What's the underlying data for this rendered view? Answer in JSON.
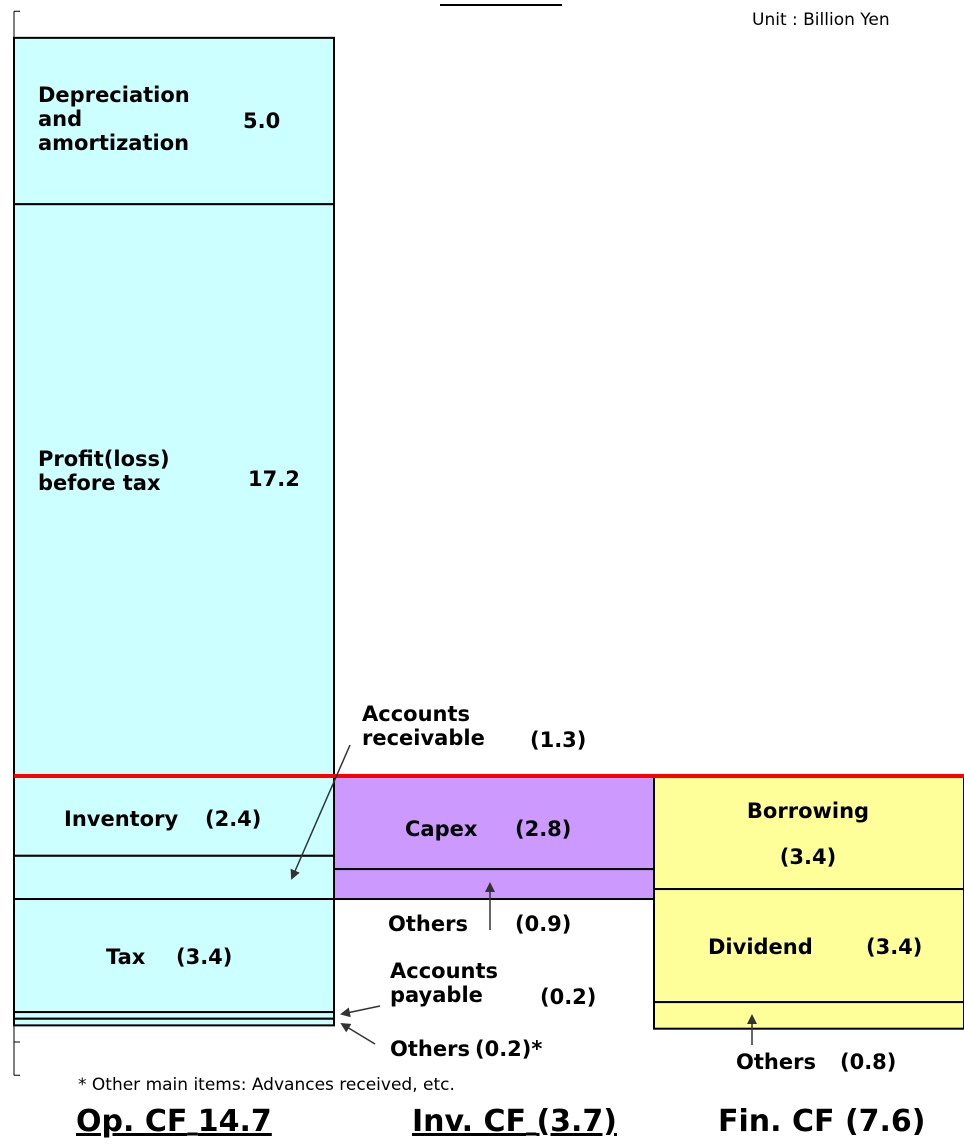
{
  "chart_data": {
    "type": "cashflow",
    "unit": "Unit : Billion Yen",
    "note": "* Other main items: Advances received,  etc.",
    "zero_line_color": "#ff0000",
    "ylim": [
      -9,
      23
    ],
    "yticks": [
      -9,
      -8,
      -7,
      -6,
      -5,
      -4,
      -3,
      -2,
      -1,
      0,
      1,
      2,
      3,
      4,
      5,
      6,
      7,
      8,
      9,
      10,
      11,
      12,
      13,
      14,
      15,
      16,
      17,
      18,
      19,
      20,
      21,
      22,
      23
    ],
    "columns": [
      {
        "name": "Op. CF",
        "total": 14.7,
        "color": "#ccffff",
        "segments": [
          {
            "name": [
              "Profit(loss)",
              "before tax"
            ],
            "value": 17.2
          },
          {
            "name": [
              "Depreciation",
              "and",
              "amortization"
            ],
            "value": 5.0,
            "value_label": "5.0"
          },
          {
            "name": [
              "Inventory"
            ],
            "value": -2.4,
            "value_label": "(2.4)"
          },
          {
            "name": [
              "Accounts",
              "receivable"
            ],
            "value": -1.3,
            "value_label": "(1.3)"
          },
          {
            "name": [
              "Tax"
            ],
            "value": -3.4,
            "value_label": "(3.4)"
          },
          {
            "name": [
              "Accounts",
              "payable"
            ],
            "value": -0.2,
            "value_label": "(0.2)"
          },
          {
            "name": [
              "Others"
            ],
            "value": -0.2,
            "value_label": "(0.2)*"
          }
        ]
      },
      {
        "name": "Inv. CF",
        "total": -3.7,
        "total_label": "(3.7)",
        "color": "#cc99ff",
        "segments": [
          {
            "name": [
              "Capex"
            ],
            "value": -2.8,
            "value_label": "(2.8)"
          },
          {
            "name": [
              "Others"
            ],
            "value": -0.9,
            "value_label": "(0.9)"
          }
        ]
      },
      {
        "name": "Fin. CF",
        "total": -7.6,
        "total_label": "(7.6)",
        "color": "#ffff99",
        "segments": [
          {
            "name": [
              "Borrowing"
            ],
            "value": -3.4,
            "value_label": "(3.4)"
          },
          {
            "name": [
              "Dividend"
            ],
            "value": -3.4,
            "value_label": "(3.4)"
          },
          {
            "name": [
              "Others"
            ],
            "value": -0.8,
            "value_label": "(0.8)"
          }
        ]
      }
    ]
  }
}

--

## TASK TO CARRY OUT
Send back the data above word for word, with the pictures left out.

## REPLY TO THE TASK
What's the underlying data for this rendered view? Answer in JSON.
{
  "chart_data": {
    "type": "cashflow",
    "unit": "Unit : Billion Yen",
    "note": "* Other main items: Advances received,  etc.",
    "zero_line_color": "#ff0000",
    "ylim": [
      -9,
      23
    ],
    "yticks": [
      -9,
      -8,
      -7,
      -6,
      -5,
      -4,
      -3,
      -2,
      -1,
      0,
      1,
      2,
      3,
      4,
      5,
      6,
      7,
      8,
      9,
      10,
      11,
      12,
      13,
      14,
      15,
      16,
      17,
      18,
      19,
      20,
      21,
      22,
      23
    ],
    "columns": [
      {
        "name": "Op. CF",
        "total": 14.7,
        "color": "#ccffff",
        "segments": [
          {
            "name": [
              "Profit(loss)",
              "before tax"
            ],
            "value": 17.2
          },
          {
            "name": [
              "Depreciation",
              "and",
              "amortization"
            ],
            "value": 5.0,
            "value_label": "5.0"
          },
          {
            "name": [
              "Inventory"
            ],
            "value": -2.4,
            "value_label": "(2.4)"
          },
          {
            "name": [
              "Accounts",
              "receivable"
            ],
            "value": -1.3,
            "value_label": "(1.3)"
          },
          {
            "name": [
              "Tax"
            ],
            "value": -3.4,
            "value_label": "(3.4)"
          },
          {
            "name": [
              "Accounts",
              "payable"
            ],
            "value": -0.2,
            "value_label": "(0.2)"
          },
          {
            "name": [
              "Others"
            ],
            "value": -0.2,
            "value_label": "(0.2)*"
          }
        ]
      },
      {
        "name": "Inv. CF",
        "total": -3.7,
        "total_label": "(3.7)",
        "color": "#cc99ff",
        "segments": [
          {
            "name": [
              "Capex"
            ],
            "value": -2.8,
            "value_label": "(2.8)"
          },
          {
            "name": [
              "Others"
            ],
            "value": -0.9,
            "value_label": "(0.9)"
          }
        ]
      },
      {
        "name": "Fin. CF",
        "total": -7.6,
        "total_label": "(7.6)",
        "color": "#ffff99",
        "segments": [
          {
            "name": [
              "Borrowing"
            ],
            "value": -3.4,
            "value_label": "(3.4)"
          },
          {
            "name": [
              "Dividend"
            ],
            "value": -3.4,
            "value_label": "(3.4)"
          },
          {
            "name": [
              "Others"
            ],
            "value": -0.8,
            "value_label": "(0.8)"
          }
        ]
      }
    ]
  }
}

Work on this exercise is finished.